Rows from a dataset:
++++++++++++++++++++

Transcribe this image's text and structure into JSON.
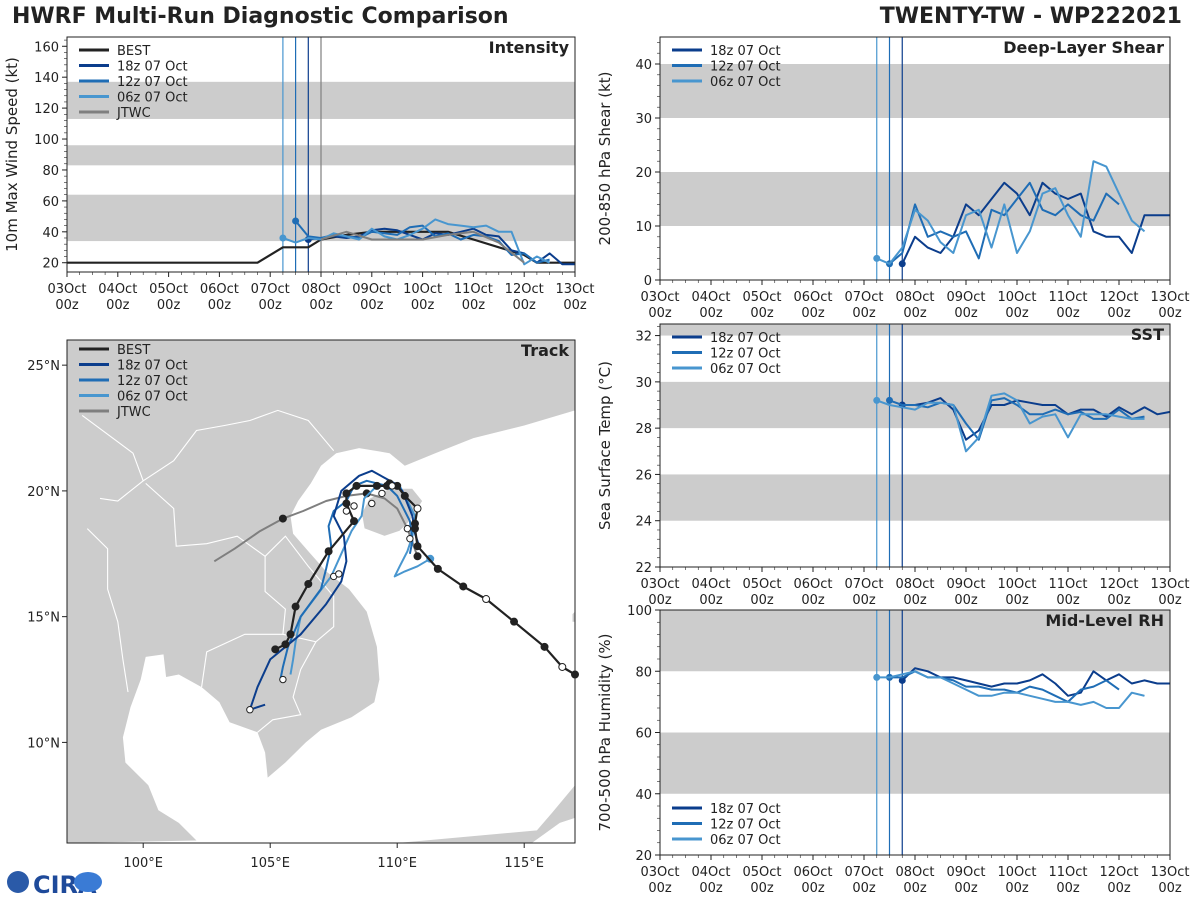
{
  "header": {
    "title": "HWRF Multi-Run Diagnostic Comparison",
    "storm": "TWENTY-TW - WP222021"
  },
  "colors": {
    "best": "#222222",
    "run18z": "#0b3d8c",
    "run12z": "#1f6db5",
    "run06z": "#4896cf",
    "jtwc": "#7f7f7f",
    "band": "#cccccc",
    "land": "#cccccc"
  },
  "x_axis": {
    "ticks": [
      0,
      1,
      2,
      3,
      4,
      5,
      6,
      7,
      8,
      9,
      10
    ],
    "labels": [
      [
        "03Oct",
        "00z"
      ],
      [
        "04Oct",
        "00z"
      ],
      [
        "05Oct",
        "00z"
      ],
      [
        "06Oct",
        "00z"
      ],
      [
        "07Oct",
        "00z"
      ],
      [
        "08Oct",
        "00z"
      ],
      [
        "09Oct",
        "00z"
      ],
      [
        "10Oct",
        "00z"
      ],
      [
        "11Oct",
        "00z"
      ],
      [
        "12Oct",
        "00z"
      ],
      [
        "13Oct",
        "00z"
      ]
    ]
  },
  "legend_runs": [
    "18z 07 Oct",
    "12z 07 Oct",
    "06z 07 Oct"
  ],
  "legend_full": [
    "BEST",
    "18z 07 Oct",
    "12z 07 Oct",
    "06z 07 Oct",
    "JTWC"
  ],
  "logo": {
    "text": "CIRA"
  },
  "chart_data": [
    {
      "id": "intensity",
      "type": "line",
      "title": "Intensity",
      "ylabel": "10m Max Wind Speed (kt)",
      "xlim": [
        0,
        10
      ],
      "ylim": [
        14,
        166
      ],
      "yticks": [
        20,
        40,
        60,
        80,
        100,
        120,
        140,
        160
      ],
      "bands": [
        [
          34,
          64
        ],
        [
          83,
          96
        ],
        [
          113,
          137
        ]
      ],
      "init_lines": [
        4.25,
        4.5,
        4.75,
        5.0
      ],
      "series": [
        {
          "name": "BEST",
          "x": [
            0,
            1,
            2,
            3,
            3.75,
            4.25,
            4.5,
            4.75,
            5.0,
            5.5,
            6.0,
            6.5,
            7.0,
            7.5,
            8.0,
            8.5,
            9.0,
            9.25,
            9.5,
            9.75,
            10.0
          ],
          "y": [
            20,
            20,
            20,
            20,
            20,
            30,
            30,
            30,
            35,
            38,
            40,
            40,
            40,
            40,
            35,
            30,
            25,
            20,
            20,
            20,
            20
          ]
        },
        {
          "name": "18z 07 Oct",
          "x": [
            4.75,
            5.0,
            5.25,
            5.5,
            5.75,
            6.0,
            6.25,
            6.5,
            6.75,
            7.0,
            7.25,
            7.5,
            7.75,
            8.0,
            8.25,
            8.5,
            8.75,
            9.0,
            9.25,
            9.5,
            9.75,
            10.0
          ],
          "y": [
            35,
            36,
            37,
            36,
            37,
            41,
            42,
            41,
            38,
            35,
            39,
            38,
            40,
            42,
            38,
            37,
            28,
            26,
            20,
            26,
            19,
            19
          ]
        },
        {
          "name": "12z 07 Oct",
          "x": [
            4.5,
            4.75,
            5.0,
            5.25,
            5.5,
            5.75,
            6.0,
            6.25,
            6.5,
            6.75,
            7.0,
            7.25,
            7.5,
            7.75,
            8.0,
            8.25,
            8.5,
            8.75,
            9.0,
            9.25,
            9.5
          ],
          "y": [
            47,
            37,
            36,
            38,
            37,
            36,
            40,
            39,
            38,
            43,
            44,
            37,
            39,
            35,
            38,
            37,
            34,
            25,
            26,
            20,
            22
          ]
        },
        {
          "name": "06z 07 Oct",
          "x": [
            4.25,
            4.5,
            4.75,
            5.0,
            5.25,
            5.5,
            5.75,
            6.0,
            6.25,
            6.5,
            6.75,
            7.0,
            7.25,
            7.5,
            7.75,
            8.0,
            8.25,
            8.5,
            8.75,
            9.0,
            9.25,
            9.5
          ],
          "y": [
            36,
            33,
            36,
            35,
            39,
            37,
            35,
            42,
            37,
            35,
            38,
            42,
            48,
            45,
            44,
            43,
            44,
            40,
            40,
            19,
            24,
            20
          ]
        },
        {
          "name": "JTWC",
          "x": [
            5.0,
            5.5,
            6.0,
            6.5,
            7.0,
            7.5,
            8.0,
            8.5,
            9.0
          ],
          "y": [
            35,
            40,
            35,
            35,
            35,
            38,
            40,
            33,
            20
          ]
        }
      ]
    },
    {
      "id": "shear",
      "type": "line",
      "title": "Deep-Layer Shear",
      "ylabel": "200-850 hPa Shear (kt)",
      "xlim": [
        0,
        10
      ],
      "ylim": [
        0,
        45
      ],
      "yticks": [
        0,
        10,
        20,
        30,
        40
      ],
      "bands": [
        [
          10,
          20
        ],
        [
          30,
          40
        ]
      ],
      "init_lines": [
        4.25,
        4.5,
        4.75
      ],
      "series": [
        {
          "name": "18z 07 Oct",
          "x": [
            4.75,
            5.0,
            5.25,
            5.5,
            5.75,
            6.0,
            6.25,
            6.5,
            6.75,
            7.0,
            7.25,
            7.5,
            7.75,
            8.0,
            8.25,
            8.5,
            8.75,
            9.0,
            9.25,
            9.5,
            9.75,
            10.0
          ],
          "y": [
            3,
            8,
            6,
            5,
            8,
            14,
            12,
            15,
            18,
            16,
            12,
            18,
            16,
            15,
            16,
            9,
            8,
            8,
            5,
            12,
            12,
            12
          ]
        },
        {
          "name": "12z 07 Oct",
          "x": [
            4.5,
            4.75,
            5.0,
            5.25,
            5.5,
            5.75,
            6.0,
            6.25,
            6.5,
            6.75,
            7.0,
            7.25,
            7.5,
            7.75,
            8.0,
            8.25,
            8.5,
            8.75,
            9.0
          ],
          "y": [
            3,
            5,
            14,
            8,
            9,
            8,
            9,
            4,
            13,
            12,
            15,
            18,
            13,
            12,
            14,
            12,
            11,
            16,
            14
          ]
        },
        {
          "name": "06z 07 Oct",
          "x": [
            4.25,
            4.5,
            4.75,
            5.0,
            5.25,
            5.5,
            5.75,
            6.0,
            6.25,
            6.5,
            6.75,
            7.0,
            7.25,
            7.5,
            7.75,
            8.0,
            8.25,
            8.5,
            8.75,
            9.0,
            9.25,
            9.5
          ],
          "y": [
            4,
            3,
            6,
            13,
            11,
            7,
            5,
            12,
            13,
            6,
            14,
            5,
            9,
            16,
            17,
            12,
            8,
            22,
            21,
            16,
            11,
            9
          ]
        }
      ]
    },
    {
      "id": "sst",
      "type": "line",
      "title": "SST",
      "ylabel": "Sea Surface Temp (°C)",
      "xlim": [
        0,
        10
      ],
      "ylim": [
        22,
        32.5
      ],
      "yticks": [
        22,
        24,
        26,
        28,
        30,
        32
      ],
      "bands": [
        [
          24,
          26
        ],
        [
          28,
          30
        ],
        [
          32,
          32.5
        ]
      ],
      "init_lines": [
        4.25,
        4.5,
        4.75
      ],
      "series": [
        {
          "name": "18z 07 Oct",
          "x": [
            4.75,
            5.0,
            5.25,
            5.5,
            5.75,
            6.0,
            6.25,
            6.5,
            6.75,
            7.0,
            7.25,
            7.5,
            7.75,
            8.0,
            8.25,
            8.5,
            8.75,
            9.0,
            9.25,
            9.5,
            9.75,
            10.0
          ],
          "y": [
            29.0,
            29.0,
            29.1,
            29.3,
            28.8,
            27.5,
            27.9,
            29.0,
            29.0,
            29.2,
            29.1,
            29.0,
            29.0,
            28.6,
            28.8,
            28.8,
            28.5,
            28.9,
            28.6,
            28.9,
            28.6,
            28.7
          ]
        },
        {
          "name": "12z 07 Oct",
          "x": [
            4.5,
            4.75,
            5.0,
            5.25,
            5.5,
            5.75,
            6.0,
            6.25,
            6.5,
            6.75,
            7.0,
            7.25,
            7.5,
            7.75,
            8.0,
            8.25,
            8.5,
            8.75,
            9.0,
            9.25,
            9.5
          ],
          "y": [
            29.2,
            29.0,
            29.0,
            28.9,
            29.1,
            29.0,
            28.2,
            27.5,
            29.2,
            29.3,
            29.0,
            28.6,
            28.6,
            28.8,
            28.6,
            28.7,
            28.4,
            28.4,
            28.8,
            28.4,
            28.5
          ]
        },
        {
          "name": "06z 07 Oct",
          "x": [
            4.25,
            4.5,
            4.75,
            5.0,
            5.25,
            5.5,
            5.75,
            6.0,
            6.25,
            6.5,
            6.75,
            7.0,
            7.25,
            7.5,
            7.75,
            8.0,
            8.25,
            8.5,
            8.75,
            9.0,
            9.25,
            9.5
          ],
          "y": [
            29.2,
            29.0,
            28.9,
            28.8,
            29.1,
            29.1,
            29.0,
            27.0,
            27.6,
            29.4,
            29.5,
            29.2,
            28.2,
            28.5,
            28.6,
            27.6,
            28.6,
            28.6,
            28.6,
            28.5,
            28.4,
            28.4
          ]
        }
      ]
    },
    {
      "id": "rh",
      "type": "line",
      "title": "Mid-Level RH",
      "ylabel": "700-500 hPa Humidity (%)",
      "xlim": [
        0,
        10
      ],
      "ylim": [
        20,
        100
      ],
      "yticks": [
        20,
        40,
        60,
        80,
        100
      ],
      "bands": [
        [
          40,
          60
        ],
        [
          80,
          100
        ]
      ],
      "init_lines": [
        4.25,
        4.5,
        4.75
      ],
      "series": [
        {
          "name": "18z 07 Oct",
          "x": [
            4.75,
            5.0,
            5.25,
            5.5,
            5.75,
            6.0,
            6.25,
            6.5,
            6.75,
            7.0,
            7.25,
            7.5,
            7.75,
            8.0,
            8.25,
            8.5,
            8.75,
            9.0,
            9.25,
            9.5,
            9.75,
            10.0
          ],
          "y": [
            77,
            81,
            80,
            78,
            78,
            77,
            76,
            75,
            76,
            76,
            77,
            79,
            76,
            72,
            73,
            80,
            77,
            79,
            76,
            77,
            76,
            76
          ]
        },
        {
          "name": "12z 07 Oct",
          "x": [
            4.5,
            4.75,
            5.0,
            5.25,
            5.5,
            5.75,
            6.0,
            6.25,
            6.5,
            6.75,
            7.0,
            7.25,
            7.5,
            7.75,
            8.0,
            8.25,
            8.5,
            8.75,
            9.0
          ],
          "y": [
            78,
            78,
            80,
            78,
            78,
            77,
            75,
            75,
            74,
            74,
            73,
            75,
            74,
            72,
            70,
            74,
            75,
            77,
            74
          ]
        },
        {
          "name": "06z 07 Oct",
          "x": [
            4.25,
            4.5,
            4.75,
            5.0,
            5.25,
            5.5,
            5.75,
            6.0,
            6.25,
            6.5,
            6.75,
            7.0,
            7.25,
            7.5,
            7.75,
            8.0,
            8.25,
            8.5,
            8.75,
            9.0,
            9.25,
            9.5
          ],
          "y": [
            78,
            78,
            79,
            80,
            78,
            78,
            76,
            74,
            72,
            72,
            73,
            73,
            72,
            71,
            70,
            70,
            69,
            70,
            68,
            68,
            73,
            72
          ]
        }
      ]
    },
    {
      "id": "track",
      "type": "scatter",
      "title": "Track",
      "xlim": [
        97,
        117
      ],
      "ylim": [
        6,
        26
      ],
      "xticks": [
        100,
        105,
        110,
        115
      ],
      "xtick_labels": [
        "100°E",
        "105°E",
        "110°E",
        "115°E"
      ],
      "yticks": [
        10,
        15,
        20,
        25
      ],
      "ytick_labels": [
        "10°N",
        "15°N",
        "20°N",
        "25°N"
      ],
      "series": [
        {
          "name": "BEST",
          "lon": [
            117.0,
            116.5,
            115.8,
            114.6,
            113.5,
            112.6,
            111.6,
            110.8,
            110.7,
            110.7,
            110.8,
            110.3,
            110.0,
            109.7,
            109.6,
            109.2,
            108.4,
            108.0,
            108.0,
            108.3,
            107.3,
            106.5,
            106.0,
            105.8,
            105.6,
            105.2
          ],
          "lat": [
            12.7,
            13.0,
            13.8,
            14.8,
            15.7,
            16.2,
            16.9,
            17.8,
            18.5,
            18.7,
            19.3,
            19.8,
            20.2,
            20.3,
            20.2,
            20.2,
            20.2,
            19.9,
            19.5,
            18.8,
            17.6,
            16.3,
            15.4,
            14.3,
            13.9,
            13.7
          ],
          "hollow": [
            1,
            4,
            10
          ]
        },
        {
          "name": "18z 07 Oct",
          "lon": [
            110.9,
            110.7,
            110.6,
            110.2,
            109.9,
            109.0,
            108.5,
            107.8,
            107.5,
            107.9,
            108.0,
            107.8,
            107.2,
            106.2,
            105.0,
            104.5,
            104.2,
            104.8
          ],
          "lat": [
            17.7,
            18.3,
            19.0,
            20.0,
            20.3,
            20.8,
            20.6,
            20.0,
            19.0,
            18.2,
            17.2,
            16.4,
            15.5,
            14.3,
            13.3,
            12.2,
            11.3,
            11.5
          ]
        },
        {
          "name": "12z 07 Oct",
          "lon": [
            110.5,
            110.6,
            110.5,
            110.0,
            109.6,
            108.8,
            108.3,
            108.0,
            107.5,
            107.3,
            107.4,
            107.2,
            107.0,
            106.2,
            105.7,
            105.5,
            105.4
          ],
          "lat": [
            17.5,
            18.0,
            18.8,
            19.8,
            20.2,
            20.4,
            20.2,
            19.6,
            19.2,
            18.6,
            17.8,
            16.9,
            16.1,
            15.0,
            13.8,
            13.0,
            12.5
          ]
        },
        {
          "name": "06z 07 Oct",
          "lon": [
            111.3,
            110.8,
            110.3,
            109.9,
            110.1,
            110.4,
            110.6,
            110.7,
            110.4,
            110.1,
            109.7,
            109.1,
            108.7,
            108.6,
            108.2,
            107.8,
            107.4,
            106.8,
            106.2,
            106.0,
            105.9,
            105.8
          ],
          "lat": [
            17.3,
            17.0,
            16.8,
            16.6,
            17.0,
            17.6,
            18.2,
            19.0,
            19.6,
            20.2,
            20.3,
            20.1,
            19.7,
            19.0,
            18.4,
            17.5,
            16.6,
            15.8,
            15.0,
            14.0,
            13.3,
            12.7
          ]
        },
        {
          "name": "JTWC",
          "lon": [
            110.8,
            110.4,
            110.0,
            109.5,
            108.8,
            108.0,
            107.2,
            106.3,
            105.5,
            104.6,
            103.6,
            102.8
          ],
          "lat": [
            17.4,
            18.5,
            19.3,
            19.7,
            19.9,
            19.8,
            19.6,
            19.2,
            18.9,
            18.4,
            17.7,
            17.2
          ]
        }
      ]
    }
  ]
}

++++++++++++++++++++

#### TASK DESCRIPTION
Looking at the listing above, count the lines that contain "ylabel" and give nothing but the number.

#### FINAL ANSWER
4